# Stated goal
Identify and reproduce every line holding the string "screenshot".

# Data for processing
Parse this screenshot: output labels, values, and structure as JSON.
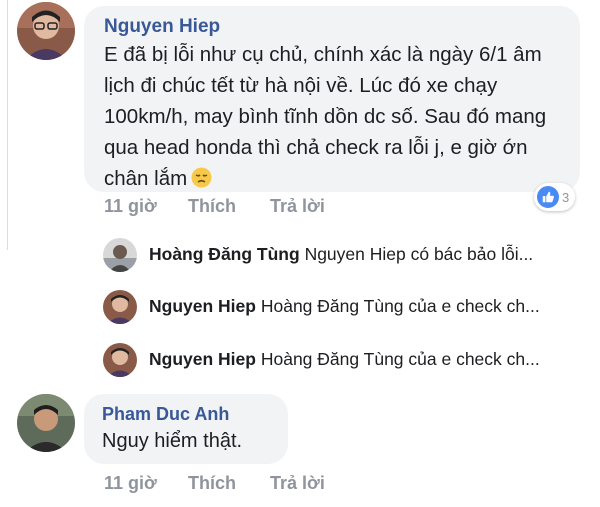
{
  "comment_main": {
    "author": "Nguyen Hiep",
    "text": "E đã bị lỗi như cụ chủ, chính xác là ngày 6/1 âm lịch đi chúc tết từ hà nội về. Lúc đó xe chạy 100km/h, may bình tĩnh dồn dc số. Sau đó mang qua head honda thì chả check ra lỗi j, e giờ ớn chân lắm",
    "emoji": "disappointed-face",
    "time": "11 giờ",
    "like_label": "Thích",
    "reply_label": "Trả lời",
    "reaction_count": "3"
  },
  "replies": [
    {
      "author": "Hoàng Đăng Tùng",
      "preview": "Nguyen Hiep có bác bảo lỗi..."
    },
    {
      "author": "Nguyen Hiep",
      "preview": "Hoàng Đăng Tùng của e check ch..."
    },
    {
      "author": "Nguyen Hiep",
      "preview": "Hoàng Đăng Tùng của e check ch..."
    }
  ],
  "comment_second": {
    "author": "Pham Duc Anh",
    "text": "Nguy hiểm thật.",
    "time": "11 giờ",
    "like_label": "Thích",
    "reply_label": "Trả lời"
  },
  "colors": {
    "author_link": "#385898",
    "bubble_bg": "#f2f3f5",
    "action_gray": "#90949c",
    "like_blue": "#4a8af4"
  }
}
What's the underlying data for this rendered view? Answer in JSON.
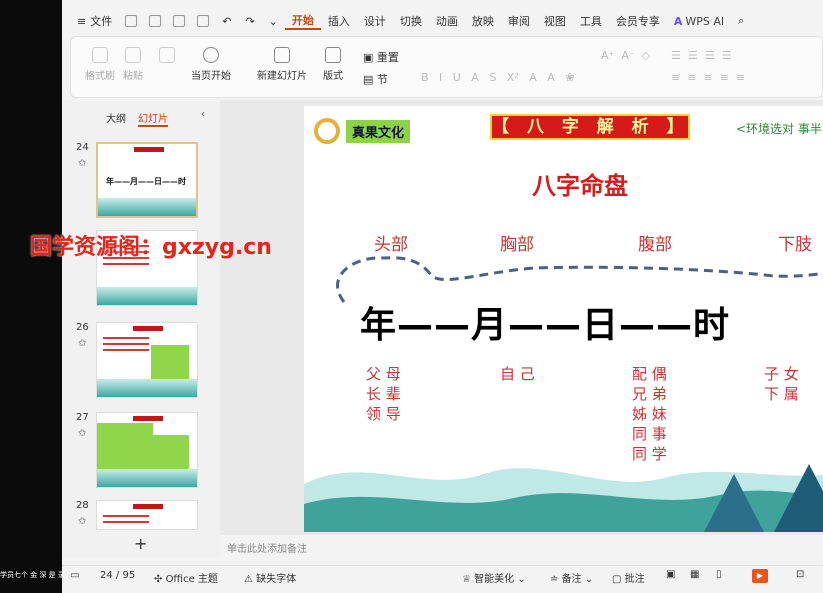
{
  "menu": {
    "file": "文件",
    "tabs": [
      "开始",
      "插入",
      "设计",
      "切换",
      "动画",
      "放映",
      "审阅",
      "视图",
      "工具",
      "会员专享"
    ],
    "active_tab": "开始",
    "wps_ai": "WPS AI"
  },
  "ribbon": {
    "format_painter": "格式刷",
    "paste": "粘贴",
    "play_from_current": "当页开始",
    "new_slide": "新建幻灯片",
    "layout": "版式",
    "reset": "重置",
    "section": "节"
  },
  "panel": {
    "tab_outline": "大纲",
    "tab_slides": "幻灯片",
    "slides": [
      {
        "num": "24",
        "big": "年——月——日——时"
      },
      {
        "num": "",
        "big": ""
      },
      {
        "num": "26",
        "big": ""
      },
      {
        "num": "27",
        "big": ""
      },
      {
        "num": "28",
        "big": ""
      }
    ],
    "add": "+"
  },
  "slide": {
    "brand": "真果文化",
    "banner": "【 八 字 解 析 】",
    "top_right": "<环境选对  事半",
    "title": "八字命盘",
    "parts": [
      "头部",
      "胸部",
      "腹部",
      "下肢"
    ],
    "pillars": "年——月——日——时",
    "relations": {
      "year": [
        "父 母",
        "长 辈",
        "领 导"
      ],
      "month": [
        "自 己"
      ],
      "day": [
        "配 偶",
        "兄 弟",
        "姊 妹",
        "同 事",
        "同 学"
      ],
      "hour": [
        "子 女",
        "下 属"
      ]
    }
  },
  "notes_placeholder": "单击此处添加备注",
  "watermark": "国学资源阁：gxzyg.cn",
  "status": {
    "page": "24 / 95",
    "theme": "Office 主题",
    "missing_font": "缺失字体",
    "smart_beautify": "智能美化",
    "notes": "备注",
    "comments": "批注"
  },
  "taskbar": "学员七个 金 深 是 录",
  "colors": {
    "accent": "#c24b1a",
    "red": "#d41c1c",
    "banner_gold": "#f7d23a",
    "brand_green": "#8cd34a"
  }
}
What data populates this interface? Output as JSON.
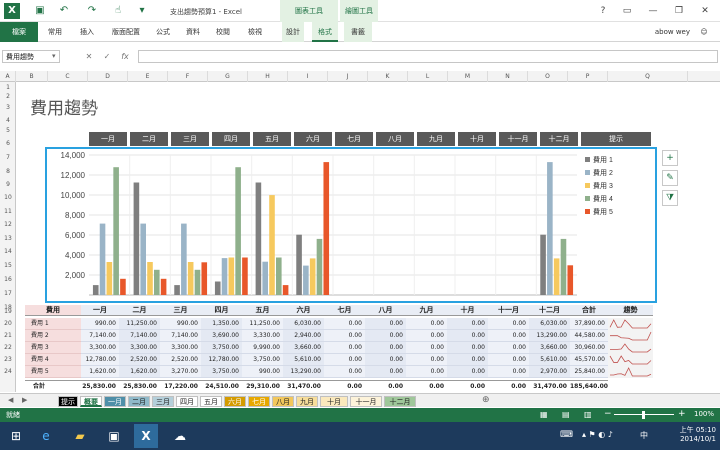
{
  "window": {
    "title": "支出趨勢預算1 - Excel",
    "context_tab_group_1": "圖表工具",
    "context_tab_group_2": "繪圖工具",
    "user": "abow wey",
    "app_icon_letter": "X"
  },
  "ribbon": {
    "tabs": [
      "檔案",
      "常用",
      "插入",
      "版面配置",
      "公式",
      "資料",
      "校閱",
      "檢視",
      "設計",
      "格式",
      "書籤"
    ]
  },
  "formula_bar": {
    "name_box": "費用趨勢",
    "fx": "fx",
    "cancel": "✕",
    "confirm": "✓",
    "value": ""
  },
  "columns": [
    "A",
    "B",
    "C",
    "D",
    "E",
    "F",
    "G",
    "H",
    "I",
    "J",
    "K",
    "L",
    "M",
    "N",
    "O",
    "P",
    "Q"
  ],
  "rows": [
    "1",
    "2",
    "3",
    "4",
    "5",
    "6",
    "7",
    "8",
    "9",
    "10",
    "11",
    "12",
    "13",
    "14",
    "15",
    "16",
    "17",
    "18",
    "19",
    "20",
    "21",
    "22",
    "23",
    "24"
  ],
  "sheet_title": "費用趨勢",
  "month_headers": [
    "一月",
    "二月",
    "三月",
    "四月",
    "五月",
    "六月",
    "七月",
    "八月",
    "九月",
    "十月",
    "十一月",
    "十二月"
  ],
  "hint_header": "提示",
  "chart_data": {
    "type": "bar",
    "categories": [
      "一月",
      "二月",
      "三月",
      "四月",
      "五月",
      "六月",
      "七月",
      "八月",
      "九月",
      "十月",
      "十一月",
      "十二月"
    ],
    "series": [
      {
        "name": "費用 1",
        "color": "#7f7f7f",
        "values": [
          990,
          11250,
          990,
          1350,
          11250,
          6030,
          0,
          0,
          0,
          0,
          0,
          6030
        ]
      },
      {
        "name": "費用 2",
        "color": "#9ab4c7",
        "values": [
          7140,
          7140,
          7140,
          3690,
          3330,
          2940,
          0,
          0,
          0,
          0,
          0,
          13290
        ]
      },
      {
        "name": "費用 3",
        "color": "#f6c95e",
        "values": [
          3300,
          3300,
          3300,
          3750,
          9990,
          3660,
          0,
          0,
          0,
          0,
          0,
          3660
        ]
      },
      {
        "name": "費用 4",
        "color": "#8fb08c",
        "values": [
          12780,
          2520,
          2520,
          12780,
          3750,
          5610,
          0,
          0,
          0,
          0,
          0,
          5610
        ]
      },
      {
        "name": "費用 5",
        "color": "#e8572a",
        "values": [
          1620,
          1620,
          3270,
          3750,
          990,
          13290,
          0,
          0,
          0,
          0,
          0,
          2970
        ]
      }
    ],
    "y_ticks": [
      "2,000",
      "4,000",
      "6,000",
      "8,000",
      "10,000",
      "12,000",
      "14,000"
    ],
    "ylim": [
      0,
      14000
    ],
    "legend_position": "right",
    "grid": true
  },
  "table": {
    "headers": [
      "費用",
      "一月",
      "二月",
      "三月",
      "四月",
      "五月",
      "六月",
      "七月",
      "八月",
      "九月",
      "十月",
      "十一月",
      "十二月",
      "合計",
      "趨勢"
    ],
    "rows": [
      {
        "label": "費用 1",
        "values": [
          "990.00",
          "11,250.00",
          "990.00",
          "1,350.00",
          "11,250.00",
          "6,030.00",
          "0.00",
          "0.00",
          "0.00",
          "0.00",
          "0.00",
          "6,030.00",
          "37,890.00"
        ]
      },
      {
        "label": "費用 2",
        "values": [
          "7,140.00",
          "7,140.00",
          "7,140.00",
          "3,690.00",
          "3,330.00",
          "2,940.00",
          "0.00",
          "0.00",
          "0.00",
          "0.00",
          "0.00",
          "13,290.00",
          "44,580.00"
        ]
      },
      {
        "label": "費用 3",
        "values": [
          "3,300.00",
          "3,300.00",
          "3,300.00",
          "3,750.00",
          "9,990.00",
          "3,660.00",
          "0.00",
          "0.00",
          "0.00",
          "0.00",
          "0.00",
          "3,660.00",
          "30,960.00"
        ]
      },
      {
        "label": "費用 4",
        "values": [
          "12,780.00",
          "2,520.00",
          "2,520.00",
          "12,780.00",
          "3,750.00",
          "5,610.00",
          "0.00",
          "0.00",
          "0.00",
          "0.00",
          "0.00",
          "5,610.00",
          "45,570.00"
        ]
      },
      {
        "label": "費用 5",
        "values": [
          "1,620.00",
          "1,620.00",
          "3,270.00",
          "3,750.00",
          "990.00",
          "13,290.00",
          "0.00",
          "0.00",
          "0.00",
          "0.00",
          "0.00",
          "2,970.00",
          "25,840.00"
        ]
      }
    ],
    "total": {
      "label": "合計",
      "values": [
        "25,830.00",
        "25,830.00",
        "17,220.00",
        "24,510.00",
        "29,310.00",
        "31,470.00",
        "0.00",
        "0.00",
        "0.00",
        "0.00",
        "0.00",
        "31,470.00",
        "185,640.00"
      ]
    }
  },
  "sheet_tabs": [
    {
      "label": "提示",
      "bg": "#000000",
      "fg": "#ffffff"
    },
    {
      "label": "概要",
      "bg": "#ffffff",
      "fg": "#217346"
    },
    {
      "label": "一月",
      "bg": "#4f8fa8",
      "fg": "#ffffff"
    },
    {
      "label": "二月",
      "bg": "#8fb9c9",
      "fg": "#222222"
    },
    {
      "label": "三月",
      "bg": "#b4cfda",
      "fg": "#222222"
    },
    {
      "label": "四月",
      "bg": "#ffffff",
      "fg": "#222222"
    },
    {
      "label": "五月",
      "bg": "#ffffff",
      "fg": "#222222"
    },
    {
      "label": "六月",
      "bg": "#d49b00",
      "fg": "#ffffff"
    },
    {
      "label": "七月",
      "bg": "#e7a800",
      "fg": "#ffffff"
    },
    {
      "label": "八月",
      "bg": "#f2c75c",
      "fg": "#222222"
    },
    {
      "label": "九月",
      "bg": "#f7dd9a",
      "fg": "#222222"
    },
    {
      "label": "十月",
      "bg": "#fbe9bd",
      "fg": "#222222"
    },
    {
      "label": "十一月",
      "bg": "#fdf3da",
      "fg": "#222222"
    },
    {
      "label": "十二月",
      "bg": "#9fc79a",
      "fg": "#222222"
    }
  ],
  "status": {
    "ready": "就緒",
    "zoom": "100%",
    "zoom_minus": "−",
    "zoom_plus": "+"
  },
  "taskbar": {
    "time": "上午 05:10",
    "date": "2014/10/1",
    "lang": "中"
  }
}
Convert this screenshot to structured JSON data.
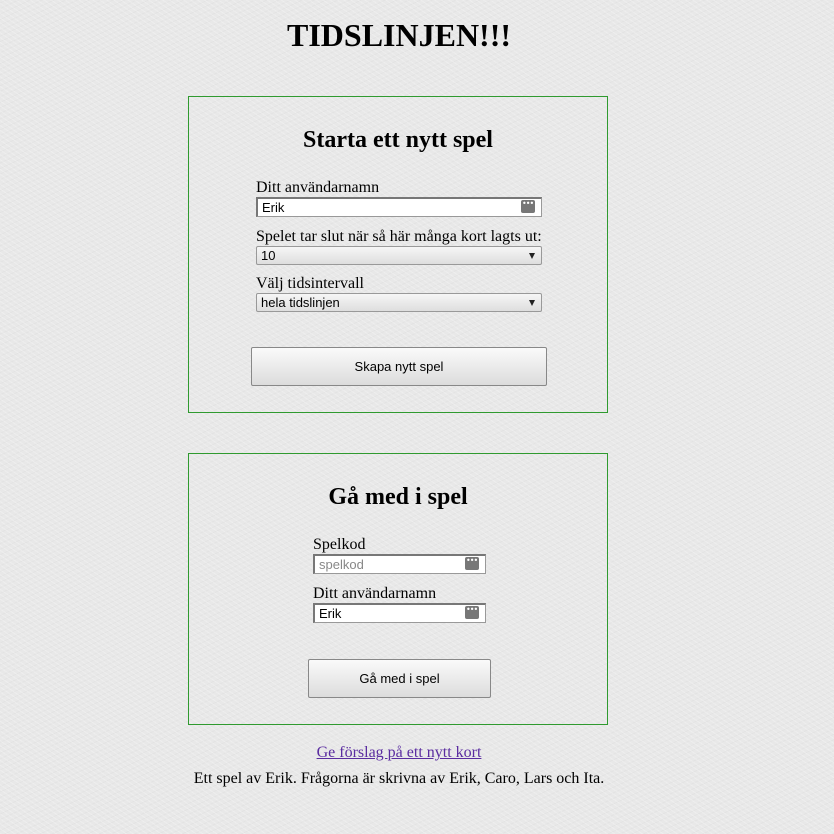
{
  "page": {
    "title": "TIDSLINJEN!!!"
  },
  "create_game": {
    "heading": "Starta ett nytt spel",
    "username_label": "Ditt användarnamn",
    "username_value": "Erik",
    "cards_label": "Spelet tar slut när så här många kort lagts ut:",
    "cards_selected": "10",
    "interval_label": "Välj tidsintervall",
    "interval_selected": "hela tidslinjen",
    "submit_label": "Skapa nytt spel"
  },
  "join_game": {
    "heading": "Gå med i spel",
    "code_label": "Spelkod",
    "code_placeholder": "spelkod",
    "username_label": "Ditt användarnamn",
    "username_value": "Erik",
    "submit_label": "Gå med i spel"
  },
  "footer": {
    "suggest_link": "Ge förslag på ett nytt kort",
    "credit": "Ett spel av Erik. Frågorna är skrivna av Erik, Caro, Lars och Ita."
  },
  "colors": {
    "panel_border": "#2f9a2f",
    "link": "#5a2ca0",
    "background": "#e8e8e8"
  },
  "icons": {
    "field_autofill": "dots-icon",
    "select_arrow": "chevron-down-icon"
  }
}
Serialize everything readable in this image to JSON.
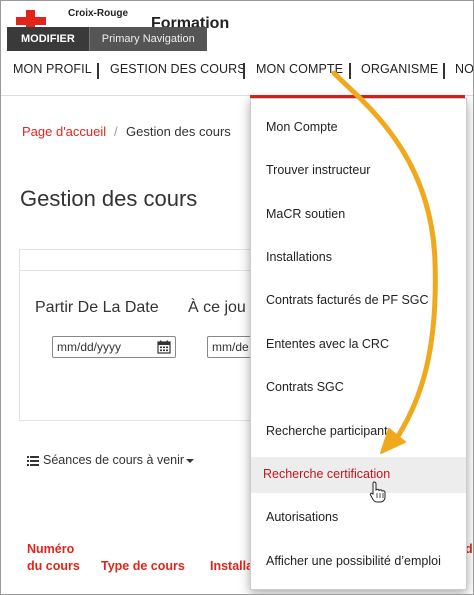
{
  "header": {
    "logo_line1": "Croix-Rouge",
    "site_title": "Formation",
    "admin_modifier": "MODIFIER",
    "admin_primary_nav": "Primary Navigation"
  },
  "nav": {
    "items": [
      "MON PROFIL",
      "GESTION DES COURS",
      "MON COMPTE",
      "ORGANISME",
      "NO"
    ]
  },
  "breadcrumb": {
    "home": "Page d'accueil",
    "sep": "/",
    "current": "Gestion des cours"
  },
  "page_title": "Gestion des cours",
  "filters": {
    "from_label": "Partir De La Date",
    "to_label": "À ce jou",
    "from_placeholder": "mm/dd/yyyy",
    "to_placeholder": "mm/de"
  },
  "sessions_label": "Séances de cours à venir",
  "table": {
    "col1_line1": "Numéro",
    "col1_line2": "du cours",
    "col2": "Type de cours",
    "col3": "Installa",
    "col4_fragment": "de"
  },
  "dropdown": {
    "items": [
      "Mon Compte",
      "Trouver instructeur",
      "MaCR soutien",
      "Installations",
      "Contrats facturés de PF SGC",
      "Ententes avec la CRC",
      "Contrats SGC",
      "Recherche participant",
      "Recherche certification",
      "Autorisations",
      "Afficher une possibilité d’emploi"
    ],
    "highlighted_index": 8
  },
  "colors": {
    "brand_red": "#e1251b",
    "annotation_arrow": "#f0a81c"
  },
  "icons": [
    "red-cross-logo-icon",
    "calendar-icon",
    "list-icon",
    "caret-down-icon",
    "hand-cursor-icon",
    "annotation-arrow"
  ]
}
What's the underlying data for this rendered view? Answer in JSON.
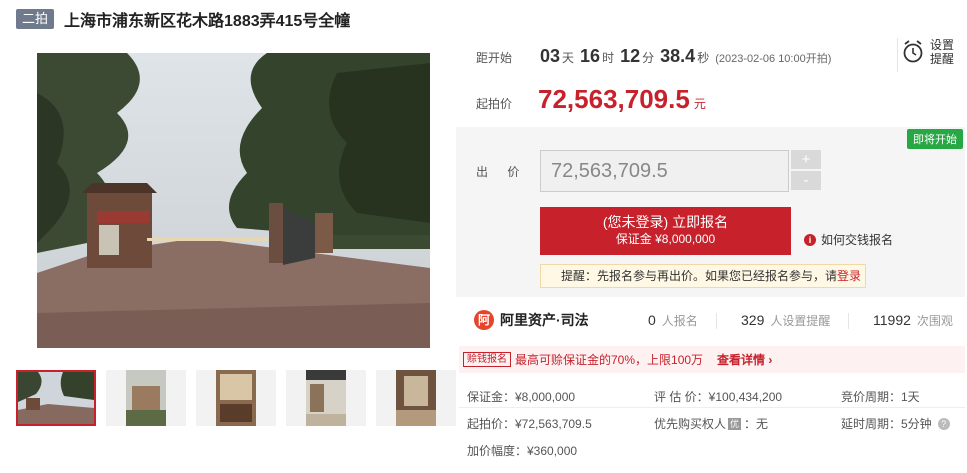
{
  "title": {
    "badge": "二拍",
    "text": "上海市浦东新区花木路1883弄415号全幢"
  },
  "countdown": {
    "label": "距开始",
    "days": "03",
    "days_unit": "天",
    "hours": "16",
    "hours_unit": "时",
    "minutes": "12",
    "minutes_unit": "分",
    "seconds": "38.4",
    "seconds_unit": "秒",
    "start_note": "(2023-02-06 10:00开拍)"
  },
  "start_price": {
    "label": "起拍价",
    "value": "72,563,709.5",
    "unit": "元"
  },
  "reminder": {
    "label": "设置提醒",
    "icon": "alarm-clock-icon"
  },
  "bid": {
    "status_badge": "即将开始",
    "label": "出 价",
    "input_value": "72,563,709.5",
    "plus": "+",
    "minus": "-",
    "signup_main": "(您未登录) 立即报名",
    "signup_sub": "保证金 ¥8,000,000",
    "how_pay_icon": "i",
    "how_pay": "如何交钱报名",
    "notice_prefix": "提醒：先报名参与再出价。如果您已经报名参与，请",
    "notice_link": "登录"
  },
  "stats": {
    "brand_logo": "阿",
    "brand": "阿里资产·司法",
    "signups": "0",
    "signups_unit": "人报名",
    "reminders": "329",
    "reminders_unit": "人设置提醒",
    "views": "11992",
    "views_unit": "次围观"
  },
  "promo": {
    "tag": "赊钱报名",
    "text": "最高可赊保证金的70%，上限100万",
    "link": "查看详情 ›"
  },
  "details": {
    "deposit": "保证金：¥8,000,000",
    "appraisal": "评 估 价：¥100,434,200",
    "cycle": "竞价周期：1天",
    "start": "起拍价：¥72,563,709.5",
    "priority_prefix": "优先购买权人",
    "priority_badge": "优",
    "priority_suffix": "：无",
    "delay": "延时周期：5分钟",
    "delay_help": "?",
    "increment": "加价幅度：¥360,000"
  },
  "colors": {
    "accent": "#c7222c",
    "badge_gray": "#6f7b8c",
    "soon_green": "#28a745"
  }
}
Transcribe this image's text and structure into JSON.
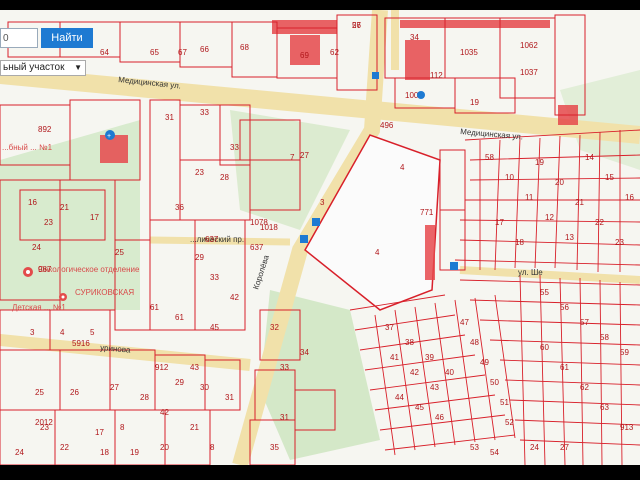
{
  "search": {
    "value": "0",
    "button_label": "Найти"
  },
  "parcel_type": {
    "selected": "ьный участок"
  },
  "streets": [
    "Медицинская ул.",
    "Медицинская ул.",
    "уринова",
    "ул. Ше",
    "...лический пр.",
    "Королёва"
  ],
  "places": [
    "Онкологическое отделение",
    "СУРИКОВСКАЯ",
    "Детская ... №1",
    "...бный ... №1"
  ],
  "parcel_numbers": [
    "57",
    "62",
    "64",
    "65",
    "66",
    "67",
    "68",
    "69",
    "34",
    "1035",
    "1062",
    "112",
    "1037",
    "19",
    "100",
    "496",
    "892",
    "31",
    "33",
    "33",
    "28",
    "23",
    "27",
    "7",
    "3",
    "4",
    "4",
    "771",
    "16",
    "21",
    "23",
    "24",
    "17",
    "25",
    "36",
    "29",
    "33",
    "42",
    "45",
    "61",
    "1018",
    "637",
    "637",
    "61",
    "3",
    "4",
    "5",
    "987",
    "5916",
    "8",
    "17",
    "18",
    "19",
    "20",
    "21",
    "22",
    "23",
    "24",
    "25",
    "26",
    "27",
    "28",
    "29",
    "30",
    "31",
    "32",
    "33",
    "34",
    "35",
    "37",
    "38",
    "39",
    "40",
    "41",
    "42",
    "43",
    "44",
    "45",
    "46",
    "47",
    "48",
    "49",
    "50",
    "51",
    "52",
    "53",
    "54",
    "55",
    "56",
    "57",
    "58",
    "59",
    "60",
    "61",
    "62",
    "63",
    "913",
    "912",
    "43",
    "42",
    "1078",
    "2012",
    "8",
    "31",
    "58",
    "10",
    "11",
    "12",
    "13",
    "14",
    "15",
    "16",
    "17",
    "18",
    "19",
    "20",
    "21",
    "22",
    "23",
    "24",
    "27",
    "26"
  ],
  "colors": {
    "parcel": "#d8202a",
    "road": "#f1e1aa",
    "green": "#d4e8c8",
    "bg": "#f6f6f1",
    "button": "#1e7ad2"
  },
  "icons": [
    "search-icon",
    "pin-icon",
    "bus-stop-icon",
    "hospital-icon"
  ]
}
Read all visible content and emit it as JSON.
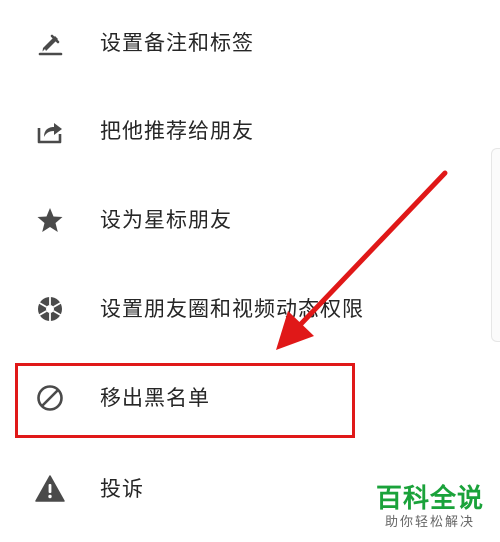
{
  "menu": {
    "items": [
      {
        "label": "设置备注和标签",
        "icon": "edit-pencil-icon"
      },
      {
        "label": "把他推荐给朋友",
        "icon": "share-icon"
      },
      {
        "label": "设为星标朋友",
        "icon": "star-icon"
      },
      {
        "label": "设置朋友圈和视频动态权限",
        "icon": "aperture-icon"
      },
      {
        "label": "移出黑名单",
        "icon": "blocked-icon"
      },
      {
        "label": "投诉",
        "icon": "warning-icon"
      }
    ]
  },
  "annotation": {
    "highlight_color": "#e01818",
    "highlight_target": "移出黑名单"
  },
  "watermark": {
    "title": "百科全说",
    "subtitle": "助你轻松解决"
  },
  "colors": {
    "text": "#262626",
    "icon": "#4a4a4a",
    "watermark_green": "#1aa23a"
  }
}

# Full output
Parse this screenshot: output labels, values, and structure as JSON.
Convert this screenshot to structured JSON data.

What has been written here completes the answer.